● Passage:

# # # # # # #

Yaroslav Kinash

Personal information
- Full name: Yaroslav Rostyslavovych Kinash
- Date of birth: 16 April 1988 (age 37)
- Place of birth: Lviv, Ukrainian SSR
- Height: 1.86 m (6 ft 1 in)
- Position: Midfielder

Team information
- Current team: Nyva Ternopil

Youth career
- 2001–2002: UFK Lviv
- 2002–2006: Sportive School #4 Lviv

Senior career*
- Years: Team / Apps / (Gls)
- 2006–2007: Halychyna Drohobych
- 2007–2014: Volyn Lutsk / 116 / (17)
- 2016–2017: Rukh Vynnyky / 33 / (2)
- 2017–2018: Volyn Lutsk / 5 / (1)
- 2019: Nyva Ternopil / 5 / (1)

# # # # # # #

● Dataset entries:
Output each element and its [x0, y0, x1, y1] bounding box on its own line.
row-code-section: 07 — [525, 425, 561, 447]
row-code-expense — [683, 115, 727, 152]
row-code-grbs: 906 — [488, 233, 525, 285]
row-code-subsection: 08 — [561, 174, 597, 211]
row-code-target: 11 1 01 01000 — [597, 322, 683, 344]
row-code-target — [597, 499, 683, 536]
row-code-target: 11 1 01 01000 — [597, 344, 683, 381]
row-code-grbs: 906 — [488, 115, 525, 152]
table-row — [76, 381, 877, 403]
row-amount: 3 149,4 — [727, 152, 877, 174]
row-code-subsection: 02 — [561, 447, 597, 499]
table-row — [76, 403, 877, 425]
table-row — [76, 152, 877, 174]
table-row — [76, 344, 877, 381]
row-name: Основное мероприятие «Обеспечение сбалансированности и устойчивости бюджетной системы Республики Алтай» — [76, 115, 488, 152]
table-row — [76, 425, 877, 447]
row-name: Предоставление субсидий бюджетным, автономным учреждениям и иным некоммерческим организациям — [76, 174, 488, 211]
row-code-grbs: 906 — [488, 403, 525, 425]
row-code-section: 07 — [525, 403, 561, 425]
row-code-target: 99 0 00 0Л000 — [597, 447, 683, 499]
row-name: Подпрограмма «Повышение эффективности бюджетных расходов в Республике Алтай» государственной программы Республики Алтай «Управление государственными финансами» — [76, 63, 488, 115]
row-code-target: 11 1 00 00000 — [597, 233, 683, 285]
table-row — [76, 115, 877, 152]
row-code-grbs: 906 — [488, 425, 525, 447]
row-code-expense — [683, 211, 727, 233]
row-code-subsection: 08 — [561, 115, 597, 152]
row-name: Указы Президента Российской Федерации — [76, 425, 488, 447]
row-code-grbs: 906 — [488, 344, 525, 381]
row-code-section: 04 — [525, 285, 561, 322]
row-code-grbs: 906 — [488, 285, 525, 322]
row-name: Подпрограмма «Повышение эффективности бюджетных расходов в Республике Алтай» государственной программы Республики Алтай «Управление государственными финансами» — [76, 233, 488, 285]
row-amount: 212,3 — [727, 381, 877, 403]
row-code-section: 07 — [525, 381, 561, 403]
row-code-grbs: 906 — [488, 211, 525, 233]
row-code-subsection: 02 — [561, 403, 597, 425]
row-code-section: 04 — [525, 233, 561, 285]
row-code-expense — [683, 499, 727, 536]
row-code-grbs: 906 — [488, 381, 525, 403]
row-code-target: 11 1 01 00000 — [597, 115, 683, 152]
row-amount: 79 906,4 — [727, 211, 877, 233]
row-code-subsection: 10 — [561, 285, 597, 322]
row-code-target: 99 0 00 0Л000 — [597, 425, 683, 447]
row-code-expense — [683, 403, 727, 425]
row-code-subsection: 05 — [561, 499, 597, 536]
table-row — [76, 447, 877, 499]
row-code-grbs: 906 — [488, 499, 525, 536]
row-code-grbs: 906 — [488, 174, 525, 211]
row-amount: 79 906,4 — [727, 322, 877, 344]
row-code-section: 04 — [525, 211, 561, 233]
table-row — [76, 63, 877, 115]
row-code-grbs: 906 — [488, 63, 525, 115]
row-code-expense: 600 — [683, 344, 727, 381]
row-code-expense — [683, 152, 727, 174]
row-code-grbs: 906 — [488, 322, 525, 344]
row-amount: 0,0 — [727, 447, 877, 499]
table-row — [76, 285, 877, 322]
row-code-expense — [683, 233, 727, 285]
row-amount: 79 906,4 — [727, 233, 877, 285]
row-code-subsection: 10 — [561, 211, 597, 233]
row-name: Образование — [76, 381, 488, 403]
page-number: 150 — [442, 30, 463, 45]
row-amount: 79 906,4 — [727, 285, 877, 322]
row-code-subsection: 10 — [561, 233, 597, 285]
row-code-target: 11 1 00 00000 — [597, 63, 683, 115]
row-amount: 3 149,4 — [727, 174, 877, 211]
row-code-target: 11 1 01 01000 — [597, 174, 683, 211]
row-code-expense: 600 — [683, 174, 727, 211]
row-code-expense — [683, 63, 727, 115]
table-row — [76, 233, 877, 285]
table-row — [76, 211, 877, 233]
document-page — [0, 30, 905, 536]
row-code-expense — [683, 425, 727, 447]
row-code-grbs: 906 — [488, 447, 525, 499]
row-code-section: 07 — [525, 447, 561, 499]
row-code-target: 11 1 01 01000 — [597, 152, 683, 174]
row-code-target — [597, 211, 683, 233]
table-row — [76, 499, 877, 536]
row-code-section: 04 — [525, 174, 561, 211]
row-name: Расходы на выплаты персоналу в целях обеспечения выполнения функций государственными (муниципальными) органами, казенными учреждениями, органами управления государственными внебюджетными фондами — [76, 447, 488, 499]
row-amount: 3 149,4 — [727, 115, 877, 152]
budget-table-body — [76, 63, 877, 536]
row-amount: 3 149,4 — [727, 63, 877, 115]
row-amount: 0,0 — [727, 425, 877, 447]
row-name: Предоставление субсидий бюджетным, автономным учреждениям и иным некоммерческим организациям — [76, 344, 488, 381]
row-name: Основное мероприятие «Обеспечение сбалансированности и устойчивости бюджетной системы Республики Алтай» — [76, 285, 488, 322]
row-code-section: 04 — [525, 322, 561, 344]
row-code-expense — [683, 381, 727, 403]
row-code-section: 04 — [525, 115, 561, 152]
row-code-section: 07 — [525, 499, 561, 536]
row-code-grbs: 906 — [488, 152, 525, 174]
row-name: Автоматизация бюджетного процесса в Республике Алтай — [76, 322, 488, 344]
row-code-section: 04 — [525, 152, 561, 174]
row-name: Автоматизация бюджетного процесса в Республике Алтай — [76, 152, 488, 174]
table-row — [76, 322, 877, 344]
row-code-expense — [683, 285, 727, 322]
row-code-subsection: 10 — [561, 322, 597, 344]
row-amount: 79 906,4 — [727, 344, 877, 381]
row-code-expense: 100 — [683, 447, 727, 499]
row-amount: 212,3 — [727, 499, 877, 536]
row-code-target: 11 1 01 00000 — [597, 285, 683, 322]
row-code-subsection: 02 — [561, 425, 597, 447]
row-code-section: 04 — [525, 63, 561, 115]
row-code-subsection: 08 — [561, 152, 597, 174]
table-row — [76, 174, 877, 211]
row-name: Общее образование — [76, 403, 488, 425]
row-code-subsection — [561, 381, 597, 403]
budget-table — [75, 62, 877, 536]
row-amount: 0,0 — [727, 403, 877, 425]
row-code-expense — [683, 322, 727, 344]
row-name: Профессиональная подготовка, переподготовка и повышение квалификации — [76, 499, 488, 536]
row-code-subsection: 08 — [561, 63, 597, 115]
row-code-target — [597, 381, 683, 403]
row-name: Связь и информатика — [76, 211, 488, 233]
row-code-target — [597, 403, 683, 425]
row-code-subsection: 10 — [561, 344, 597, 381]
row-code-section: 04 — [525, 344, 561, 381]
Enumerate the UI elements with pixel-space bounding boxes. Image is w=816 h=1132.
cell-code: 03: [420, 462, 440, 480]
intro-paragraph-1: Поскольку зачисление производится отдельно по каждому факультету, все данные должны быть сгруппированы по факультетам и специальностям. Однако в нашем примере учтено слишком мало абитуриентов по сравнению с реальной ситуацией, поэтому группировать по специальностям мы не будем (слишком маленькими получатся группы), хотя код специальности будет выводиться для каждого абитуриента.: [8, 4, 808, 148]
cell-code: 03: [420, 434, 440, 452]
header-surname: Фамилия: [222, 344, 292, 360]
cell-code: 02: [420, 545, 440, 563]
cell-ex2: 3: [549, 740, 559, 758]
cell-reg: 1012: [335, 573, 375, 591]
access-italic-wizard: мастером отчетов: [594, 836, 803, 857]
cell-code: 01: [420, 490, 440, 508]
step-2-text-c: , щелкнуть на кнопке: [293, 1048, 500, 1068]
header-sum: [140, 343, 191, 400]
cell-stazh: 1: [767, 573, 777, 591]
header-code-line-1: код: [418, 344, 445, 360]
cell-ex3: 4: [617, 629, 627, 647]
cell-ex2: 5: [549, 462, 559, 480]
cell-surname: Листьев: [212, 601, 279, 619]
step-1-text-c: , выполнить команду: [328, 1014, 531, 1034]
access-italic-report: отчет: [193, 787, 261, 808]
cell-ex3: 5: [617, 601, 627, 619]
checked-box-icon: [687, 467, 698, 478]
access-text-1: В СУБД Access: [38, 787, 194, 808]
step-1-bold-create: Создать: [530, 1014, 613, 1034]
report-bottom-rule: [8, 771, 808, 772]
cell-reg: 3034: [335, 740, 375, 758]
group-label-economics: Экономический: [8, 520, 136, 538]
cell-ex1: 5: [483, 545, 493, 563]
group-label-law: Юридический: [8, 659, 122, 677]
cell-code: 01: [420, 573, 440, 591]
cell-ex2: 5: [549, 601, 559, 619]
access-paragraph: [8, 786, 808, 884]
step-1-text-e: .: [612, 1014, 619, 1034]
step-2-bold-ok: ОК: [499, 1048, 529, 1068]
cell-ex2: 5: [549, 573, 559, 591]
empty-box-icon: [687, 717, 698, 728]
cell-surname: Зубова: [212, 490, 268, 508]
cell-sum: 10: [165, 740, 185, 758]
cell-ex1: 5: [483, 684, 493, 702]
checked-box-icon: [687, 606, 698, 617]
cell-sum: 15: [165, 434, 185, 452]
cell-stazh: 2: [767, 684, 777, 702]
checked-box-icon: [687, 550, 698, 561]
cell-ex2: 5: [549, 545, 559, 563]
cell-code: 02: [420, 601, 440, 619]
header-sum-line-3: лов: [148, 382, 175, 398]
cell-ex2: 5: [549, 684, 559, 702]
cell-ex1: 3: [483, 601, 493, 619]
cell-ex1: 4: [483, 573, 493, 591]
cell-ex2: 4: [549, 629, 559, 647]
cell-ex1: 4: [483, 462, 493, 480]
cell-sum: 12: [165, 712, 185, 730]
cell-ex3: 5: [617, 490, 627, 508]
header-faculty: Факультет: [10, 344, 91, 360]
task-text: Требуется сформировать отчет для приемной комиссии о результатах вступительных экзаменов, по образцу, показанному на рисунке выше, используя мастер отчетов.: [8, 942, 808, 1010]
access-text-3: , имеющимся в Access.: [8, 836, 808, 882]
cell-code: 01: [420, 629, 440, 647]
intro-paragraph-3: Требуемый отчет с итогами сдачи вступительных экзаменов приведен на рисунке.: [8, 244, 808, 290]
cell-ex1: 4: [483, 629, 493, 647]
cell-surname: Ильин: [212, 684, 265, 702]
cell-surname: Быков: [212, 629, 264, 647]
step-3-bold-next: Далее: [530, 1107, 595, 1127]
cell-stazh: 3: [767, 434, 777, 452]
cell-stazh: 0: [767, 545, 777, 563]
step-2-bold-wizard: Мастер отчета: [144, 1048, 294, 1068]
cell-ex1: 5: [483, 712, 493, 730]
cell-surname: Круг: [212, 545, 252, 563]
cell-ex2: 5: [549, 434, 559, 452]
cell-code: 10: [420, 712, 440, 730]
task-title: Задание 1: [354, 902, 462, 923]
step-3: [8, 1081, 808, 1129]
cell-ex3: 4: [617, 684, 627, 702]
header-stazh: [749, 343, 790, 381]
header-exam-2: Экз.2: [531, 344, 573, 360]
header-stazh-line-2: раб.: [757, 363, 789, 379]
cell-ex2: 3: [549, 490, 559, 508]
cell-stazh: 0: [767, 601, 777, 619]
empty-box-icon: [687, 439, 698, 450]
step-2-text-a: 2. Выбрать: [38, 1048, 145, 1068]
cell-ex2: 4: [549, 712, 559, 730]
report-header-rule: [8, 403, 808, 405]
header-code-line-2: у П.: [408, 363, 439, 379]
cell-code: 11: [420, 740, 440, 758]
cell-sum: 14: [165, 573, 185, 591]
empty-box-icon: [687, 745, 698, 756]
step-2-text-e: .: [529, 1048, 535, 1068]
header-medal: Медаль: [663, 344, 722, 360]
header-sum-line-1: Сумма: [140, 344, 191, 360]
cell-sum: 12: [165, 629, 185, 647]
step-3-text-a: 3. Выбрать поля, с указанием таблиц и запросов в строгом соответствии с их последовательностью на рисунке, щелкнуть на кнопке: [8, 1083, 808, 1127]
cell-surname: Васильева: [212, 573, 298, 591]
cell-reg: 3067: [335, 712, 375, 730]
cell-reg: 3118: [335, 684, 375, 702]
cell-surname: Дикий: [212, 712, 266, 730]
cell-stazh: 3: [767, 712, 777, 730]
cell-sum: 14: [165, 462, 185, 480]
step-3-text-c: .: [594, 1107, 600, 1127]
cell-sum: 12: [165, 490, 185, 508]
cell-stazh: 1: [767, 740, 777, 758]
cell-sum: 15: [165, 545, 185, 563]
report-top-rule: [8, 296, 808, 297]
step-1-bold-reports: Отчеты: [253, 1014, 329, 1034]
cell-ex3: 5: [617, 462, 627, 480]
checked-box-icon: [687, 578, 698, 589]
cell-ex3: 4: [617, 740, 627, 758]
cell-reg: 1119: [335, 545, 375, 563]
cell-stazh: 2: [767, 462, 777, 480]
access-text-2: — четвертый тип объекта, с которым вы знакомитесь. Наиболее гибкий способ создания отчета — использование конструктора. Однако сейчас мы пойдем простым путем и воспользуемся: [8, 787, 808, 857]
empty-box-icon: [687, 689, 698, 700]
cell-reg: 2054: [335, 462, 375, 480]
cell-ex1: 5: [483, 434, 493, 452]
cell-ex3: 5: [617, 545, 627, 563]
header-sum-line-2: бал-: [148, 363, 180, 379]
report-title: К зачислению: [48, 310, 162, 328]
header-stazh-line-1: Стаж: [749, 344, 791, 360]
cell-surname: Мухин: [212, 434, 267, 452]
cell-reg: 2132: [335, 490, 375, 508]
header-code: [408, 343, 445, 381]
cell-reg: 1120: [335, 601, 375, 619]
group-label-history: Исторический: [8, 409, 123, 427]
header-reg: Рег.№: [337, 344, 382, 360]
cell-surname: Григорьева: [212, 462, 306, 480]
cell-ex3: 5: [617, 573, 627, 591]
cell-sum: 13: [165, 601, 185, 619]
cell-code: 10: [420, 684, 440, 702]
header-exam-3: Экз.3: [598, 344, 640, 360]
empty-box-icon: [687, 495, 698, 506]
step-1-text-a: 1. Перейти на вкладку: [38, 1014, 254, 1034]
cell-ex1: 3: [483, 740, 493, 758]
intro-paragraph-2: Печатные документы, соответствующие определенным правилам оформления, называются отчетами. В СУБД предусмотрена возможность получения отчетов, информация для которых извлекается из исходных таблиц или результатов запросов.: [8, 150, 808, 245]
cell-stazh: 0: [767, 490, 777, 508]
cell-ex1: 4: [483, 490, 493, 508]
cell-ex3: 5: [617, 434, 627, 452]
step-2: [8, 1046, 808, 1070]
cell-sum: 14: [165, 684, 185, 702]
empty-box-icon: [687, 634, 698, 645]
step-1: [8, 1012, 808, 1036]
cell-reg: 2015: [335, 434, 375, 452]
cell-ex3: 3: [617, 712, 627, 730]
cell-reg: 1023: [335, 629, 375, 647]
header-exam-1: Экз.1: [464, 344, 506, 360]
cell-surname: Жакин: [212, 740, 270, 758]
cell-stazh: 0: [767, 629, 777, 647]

# # # # # # #

Continue the Yaroslav Kinash profile from the point where it ends.

● Written response:
- 2019: Sambir
- 2020: Torpedo Yerevan
- 2021–: Nyva Ternopil

= Yaroslav Kinash =

Ukrainian footballer

Yaroslav Rostyslavovych Kinash (Ярослав Ростиславович Кінаш; born 16 April 1988 in Lviv, Ukrainian SSR) is a professional Ukrainian football midfielder who plays for Nyva Ternopil.

==Career==
Kinash began his playing career in sportive school in native town Lviv. Than after short time in FC Halychyna in Amateur League he joined to FC Volyn Lutsk team. He made his first team debut entering against FC Obolon Kyiv on 20 March 2007.